[Dataset items]
---

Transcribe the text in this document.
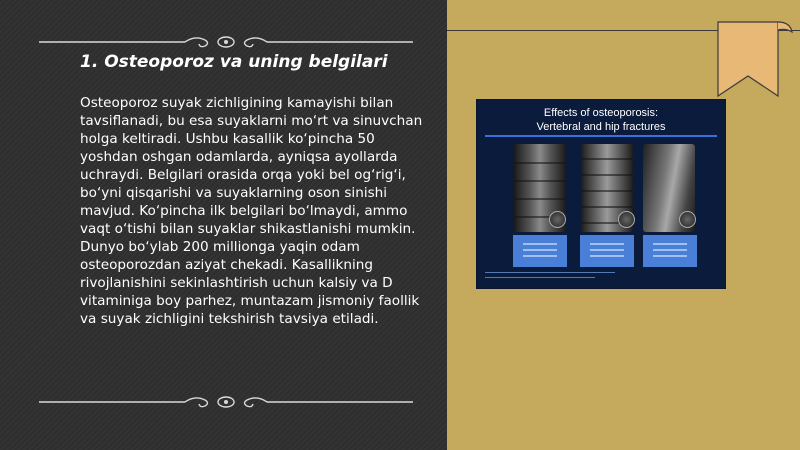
1. Osteoporoz va uning belgilari

Osteoporoz suyak zichligining kamayishi bilan tavsiflanadi, bu esa suyaklarni mo‘rt va sinuvchan holga keltiradi. Ushbu kasallik ko‘pincha 50 yoshdan oshgan odamlarda, ayniqsa ayollarda uchraydi. Belgilari orasida orqa yoki bel og‘rig‘i, bo‘yni qisqarishi va suyaklarning oson sinishi mavjud. Ko‘pincha ilk belgilari bo‘lmaydi, ammo vaqt o‘tishi bilan suyaklar shikastlanishi mumkin. Dunyo bo‘ylab 200 millionga yaqin odam osteoporozdan aziyat chekadi. Kasallikning rivojlanishini sekinlashtirish uchun kalsiy va D vitaminiga boy parhez, muntazam jismoniy faollik va suyak zichligini tekshirish tavsiya etiladi.

Effects of osteoporosis:
Vertebral and hip fractures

---

Go through the listing above and return every line where the word "Osteoporoz" occurs.

# [Exercise response]
1. Osteoporoz va uning belgilari
Osteoporoz suyak zichligining kamayishi bilan tavsiflanadi, bu esa suyaklarni mo‘rt va sinuvchan holga keltiradi. Ushbu kasallik ko‘pincha 50 yoshdan oshgan odamlarda, ayniqsa ayollarda uchraydi. Belgilari orasida orqa yoki bel og‘rig‘i, bo‘yni qisqarishi va suyaklarning oson sinishi mavjud. Ko‘pincha ilk belgilari bo‘lmaydi, ammo vaqt o‘tishi bilan suyaklar shikastlanishi mumkin. Dunyo bo‘ylab 200 millionga yaqin odam osteoporozdan aziyat chekadi. Kasallikning rivojlanishini sekinlashtirish uchun kalsiy va D vitaminiga boy parhez, muntazam jismoniy faollik va suyak zichligini tekshirish tavsiya etiladi.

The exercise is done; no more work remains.